TASK GOAL
Quote the records that follow in full, leaving the pictures out.

------ LISTING ------

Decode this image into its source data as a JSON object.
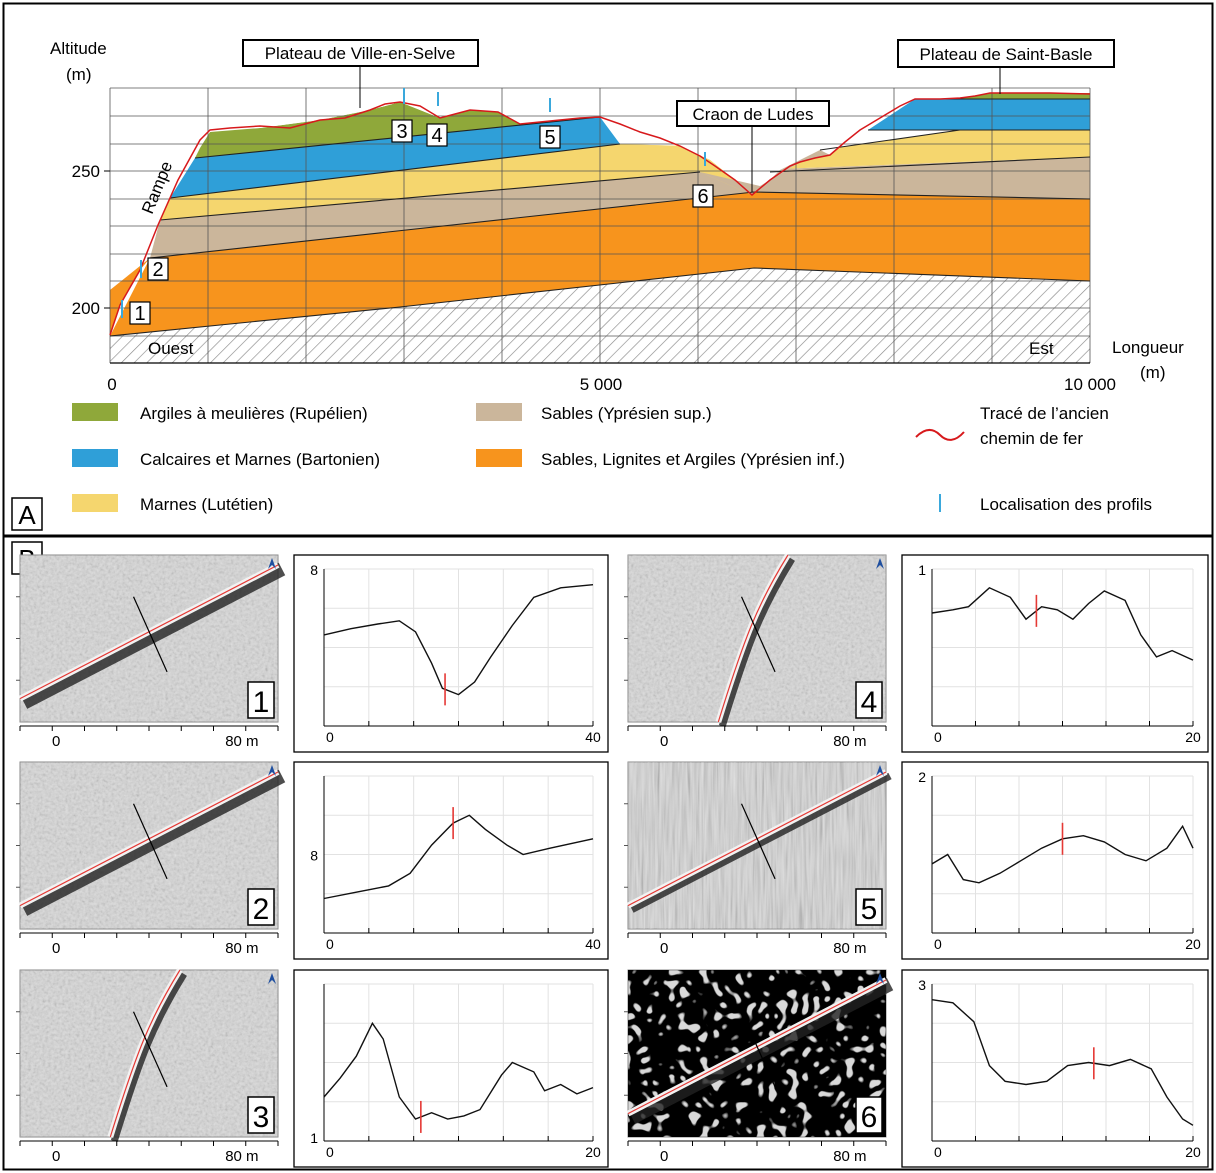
{
  "panel_a": {
    "label": "A",
    "y_axis_title": "Altitude",
    "y_axis_unit": "(m)",
    "y_ticks": [
      "250",
      "200"
    ],
    "x_ticks": [
      "0",
      "5 000",
      "10 000"
    ],
    "x_axis_title": "Longueur",
    "x_axis_unit": "(m)",
    "places": {
      "ville_en_selve": "Plateau de Ville-en-Selve",
      "saint_basle": "Plateau de Saint-Basle",
      "craon_de_ludes": "Craon de Ludes"
    },
    "rampe": "Rampe",
    "ouest": "Ouest",
    "est": "Est",
    "profile_numbers": [
      "1",
      "2",
      "3",
      "4",
      "5",
      "6"
    ],
    "legend": {
      "argiles": "Argiles à meulières (Rupélien)",
      "calcaires": "Calcaires et Marnes (Bartonien)",
      "marnes": "Marnes (Lutétien)",
      "sables_sup": "Sables (Yprésien sup.)",
      "sables_inf": "Sables, Lignites et Argiles (Yprésien inf.)",
      "trace_line1": "Tracé de l’ancien",
      "trace_line2": "chemin de fer",
      "localisation": "Localisation des profils"
    },
    "colors": {
      "argiles": "#8fa83a",
      "calcaires": "#2f9fd8",
      "marnes": "#f5d66e",
      "sables_sup": "#cbb69b",
      "sables_inf": "#f7941d",
      "trace": "#d7191c",
      "marker": "#3aa8dc"
    }
  },
  "panel_b": {
    "label": "B",
    "rows": [
      {
        "map_left": {
          "number": "1",
          "scale_start": "0",
          "scale_end": "80 m"
        },
        "profile_left": {
          "y_top": "8",
          "y_mid": "",
          "y_bottom": "",
          "x_start": "0",
          "x_end": "40"
        },
        "map_right": {
          "number": "4",
          "scale_start": "0",
          "scale_end": "80 m"
        },
        "profile_right": {
          "y_top": "1",
          "y_mid": "",
          "y_bottom": "",
          "x_start": "0",
          "x_end": "20"
        }
      },
      {
        "map_left": {
          "number": "2",
          "scale_start": "0",
          "scale_end": "80 m"
        },
        "profile_left": {
          "y_top": "",
          "y_mid": "8",
          "y_bottom": "",
          "x_start": "0",
          "x_end": "40"
        },
        "map_right": {
          "number": "5",
          "scale_start": "0",
          "scale_end": "80 m"
        },
        "profile_right": {
          "y_top": "2",
          "y_mid": "",
          "y_bottom": "",
          "x_start": "0",
          "x_end": "20"
        }
      },
      {
        "map_left": {
          "number": "3",
          "scale_start": "0",
          "scale_end": "80 m"
        },
        "profile_left": {
          "y_top": "",
          "y_mid": "",
          "y_bottom": "1",
          "x_start": "0",
          "x_end": "20"
        },
        "map_right": {
          "number": "6",
          "scale_start": "0",
          "scale_end": "80 m"
        },
        "profile_right": {
          "y_top": "3",
          "y_mid": "",
          "y_bottom": "",
          "x_start": "0",
          "x_end": "20"
        }
      }
    ]
  }
}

------

ANSWER
Decode this image into its source data as a JSON object.
{
  "panel_a": {
    "label": "A",
    "y_axis_title": "Altitude",
    "y_axis_unit": "(m)",
    "y_ticks": [
      "250",
      "200"
    ],
    "x_ticks": [
      "0",
      "5 000",
      "10 000"
    ],
    "x_axis_title": "Longueur",
    "x_axis_unit": "(m)",
    "places": {
      "ville_en_selve": "Plateau de Ville-en-Selve",
      "saint_basle": "Plateau de Saint-Basle",
      "craon_de_ludes": "Craon de Ludes"
    },
    "rampe": "Rampe",
    "ouest": "Ouest",
    "est": "Est",
    "profile_numbers": [
      "1",
      "2",
      "3",
      "4",
      "5",
      "6"
    ],
    "legend": {
      "argiles": "Argiles à meulières (Rupélien)",
      "calcaires": "Calcaires et Marnes (Bartonien)",
      "marnes": "Marnes (Lutétien)",
      "sables_sup": "Sables (Yprésien sup.)",
      "sables_inf": "Sables, Lignites et Argiles (Yprésien inf.)",
      "trace_line1": "Tracé de l’ancien",
      "trace_line2": "chemin de fer",
      "localisation": "Localisation des profils"
    },
    "colors": {
      "argiles": "#8fa83a",
      "calcaires": "#2f9fd8",
      "marnes": "#f5d66e",
      "sables_sup": "#cbb69b",
      "sables_inf": "#f7941d",
      "trace": "#d7191c",
      "marker": "#3aa8dc"
    }
  },
  "panel_b": {
    "label": "B",
    "rows": [
      {
        "map_left": {
          "number": "1",
          "scale_start": "0",
          "scale_end": "80 m"
        },
        "profile_left": {
          "y_top": "8",
          "y_mid": "",
          "y_bottom": "",
          "x_start": "0",
          "x_end": "40"
        },
        "map_right": {
          "number": "4",
          "scale_start": "0",
          "scale_end": "80 m"
        },
        "profile_right": {
          "y_top": "1",
          "y_mid": "",
          "y_bottom": "",
          "x_start": "0",
          "x_end": "20"
        }
      },
      {
        "map_left": {
          "number": "2",
          "scale_start": "0",
          "scale_end": "80 m"
        },
        "profile_left": {
          "y_top": "",
          "y_mid": "8",
          "y_bottom": "",
          "x_start": "0",
          "x_end": "40"
        },
        "map_right": {
          "number": "5",
          "scale_start": "0",
          "scale_end": "80 m"
        },
        "profile_right": {
          "y_top": "2",
          "y_mid": "",
          "y_bottom": "",
          "x_start": "0",
          "x_end": "20"
        }
      },
      {
        "map_left": {
          "number": "3",
          "scale_start": "0",
          "scale_end": "80 m"
        },
        "profile_left": {
          "y_top": "",
          "y_mid": "",
          "y_bottom": "1",
          "x_start": "0",
          "x_end": "20"
        },
        "map_right": {
          "number": "6",
          "scale_start": "0",
          "scale_end": "80 m"
        },
        "profile_right": {
          "y_top": "3",
          "y_mid": "",
          "y_bottom": "",
          "x_start": "0",
          "x_end": "20"
        }
      }
    ]
  }
}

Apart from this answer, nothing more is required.